** BEGIN Exercise data **

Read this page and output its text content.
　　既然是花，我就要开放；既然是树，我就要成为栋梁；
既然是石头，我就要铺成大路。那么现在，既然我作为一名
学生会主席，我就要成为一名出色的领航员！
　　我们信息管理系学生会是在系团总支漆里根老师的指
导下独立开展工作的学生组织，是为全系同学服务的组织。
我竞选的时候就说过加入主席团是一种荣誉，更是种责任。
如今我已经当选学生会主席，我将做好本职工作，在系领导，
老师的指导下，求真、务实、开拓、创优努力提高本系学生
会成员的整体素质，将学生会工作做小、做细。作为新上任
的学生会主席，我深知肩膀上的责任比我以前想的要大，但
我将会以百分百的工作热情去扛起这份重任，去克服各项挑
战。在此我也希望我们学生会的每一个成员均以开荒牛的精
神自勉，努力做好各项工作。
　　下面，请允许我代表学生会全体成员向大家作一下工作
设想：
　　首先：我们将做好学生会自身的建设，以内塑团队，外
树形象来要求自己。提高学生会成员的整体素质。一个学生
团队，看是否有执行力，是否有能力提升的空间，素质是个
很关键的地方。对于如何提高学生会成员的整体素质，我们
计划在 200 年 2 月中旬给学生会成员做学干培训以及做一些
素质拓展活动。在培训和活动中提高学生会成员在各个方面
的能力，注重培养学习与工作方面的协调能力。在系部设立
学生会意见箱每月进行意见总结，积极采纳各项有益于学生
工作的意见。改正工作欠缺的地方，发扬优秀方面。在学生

** END Exercise data **

→ **Exercise brief**:
Print the material above once more, exactly.

→ **Exercise result**:
Read this page and output its text content.
　　既然是花，我就要开放；既然是树，我就要成为栋梁；
既然是石头，我就要铺成大路。那么现在，既然我作为一名
学生会主席，我就要成为一名出色的领航员！
　　我们信息管理系学生会是在系团总支漆里根老师的指
导下独立开展工作的学生组织，是为全系同学服务的组织。
我竞选的时候就说过加入主席团是一种荣誉，更是种责任。
如今我已经当选学生会主席，我将做好本职工作，在系领导，
老师的指导下，求真、务实、开拓、创优努力提高本系学生
会成员的整体素质，将学生会工作做小、做细。作为新上任
的学生会主席，我深知肩膀上的责任比我以前想的要大，但
我将会以百分百的工作热情去扛起这份重任，去克服各项挑
战。在此我也希望我们学生会的每一个成员均以开荒牛的精
神自勉，努力做好各项工作。
　　下面，请允许我代表学生会全体成员向大家作一下工作
设想：
　　首先：我们将做好学生会自身的建设，以内塑团队，外
树形象来要求自己。提高学生会成员的整体素质。一个学生
团队，看是否有执行力，是否有能力提升的空间，素质是个
很关键的地方。对于如何提高学生会成员的整体素质，我们
计划在 200 年 2 月中旬给学生会成员做学干培训以及做一些
素质拓展活动。在培训和活动中提高学生会成员在各个方面
的能力，注重培养学习与工作方面的协调能力。在系部设立
学生会意见箱每月进行意见总结，积极采纳各项有益于学生
工作的意见。改正工作欠缺的地方，发扬优秀方面。在学生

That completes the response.